■ **GOAL**
Show every line in the records below that contains the word "ffffff".

==== DATA SUPPLIED ====

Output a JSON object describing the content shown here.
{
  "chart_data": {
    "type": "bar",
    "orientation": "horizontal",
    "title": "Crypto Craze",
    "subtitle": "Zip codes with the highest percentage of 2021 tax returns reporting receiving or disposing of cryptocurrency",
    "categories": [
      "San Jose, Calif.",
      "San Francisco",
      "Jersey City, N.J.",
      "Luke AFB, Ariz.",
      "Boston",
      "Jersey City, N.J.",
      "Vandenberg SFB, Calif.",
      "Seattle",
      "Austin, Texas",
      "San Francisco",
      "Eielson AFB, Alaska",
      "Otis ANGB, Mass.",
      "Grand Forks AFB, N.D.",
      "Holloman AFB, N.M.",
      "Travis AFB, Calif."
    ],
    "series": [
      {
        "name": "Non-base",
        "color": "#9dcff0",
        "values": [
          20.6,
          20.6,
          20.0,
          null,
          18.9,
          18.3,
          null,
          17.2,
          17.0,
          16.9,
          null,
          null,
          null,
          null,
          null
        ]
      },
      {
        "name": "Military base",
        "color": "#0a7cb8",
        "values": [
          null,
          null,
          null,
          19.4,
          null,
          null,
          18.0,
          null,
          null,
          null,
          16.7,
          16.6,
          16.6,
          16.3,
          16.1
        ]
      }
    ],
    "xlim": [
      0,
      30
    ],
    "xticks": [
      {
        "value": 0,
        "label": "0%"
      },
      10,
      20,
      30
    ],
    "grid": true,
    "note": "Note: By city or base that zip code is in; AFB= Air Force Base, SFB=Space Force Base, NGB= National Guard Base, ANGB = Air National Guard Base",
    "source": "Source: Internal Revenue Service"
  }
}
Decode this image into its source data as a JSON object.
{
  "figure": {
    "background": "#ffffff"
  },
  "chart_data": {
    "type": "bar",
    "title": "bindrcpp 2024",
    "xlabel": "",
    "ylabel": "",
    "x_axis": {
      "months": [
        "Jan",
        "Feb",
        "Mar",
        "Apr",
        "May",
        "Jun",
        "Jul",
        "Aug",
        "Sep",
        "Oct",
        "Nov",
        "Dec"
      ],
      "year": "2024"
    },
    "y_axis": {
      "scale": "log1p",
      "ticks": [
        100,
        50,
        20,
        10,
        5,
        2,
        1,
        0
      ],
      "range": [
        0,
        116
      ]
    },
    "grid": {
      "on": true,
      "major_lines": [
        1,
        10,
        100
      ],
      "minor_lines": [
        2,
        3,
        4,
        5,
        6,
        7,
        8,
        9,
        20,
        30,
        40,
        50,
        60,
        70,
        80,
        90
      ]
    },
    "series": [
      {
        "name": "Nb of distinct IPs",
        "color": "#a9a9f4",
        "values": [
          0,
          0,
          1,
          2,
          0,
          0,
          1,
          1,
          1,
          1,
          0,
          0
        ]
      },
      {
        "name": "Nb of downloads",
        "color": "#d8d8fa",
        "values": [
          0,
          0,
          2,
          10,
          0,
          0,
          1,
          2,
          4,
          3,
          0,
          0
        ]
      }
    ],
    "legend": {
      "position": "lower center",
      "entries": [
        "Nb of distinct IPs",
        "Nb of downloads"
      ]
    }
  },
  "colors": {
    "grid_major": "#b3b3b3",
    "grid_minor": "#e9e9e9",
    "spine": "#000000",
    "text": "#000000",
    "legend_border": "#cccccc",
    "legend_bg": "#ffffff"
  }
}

====

■ **WORKED ANSWER**
    "background": "#ffffff"
    "legend_bg": "#ffffff"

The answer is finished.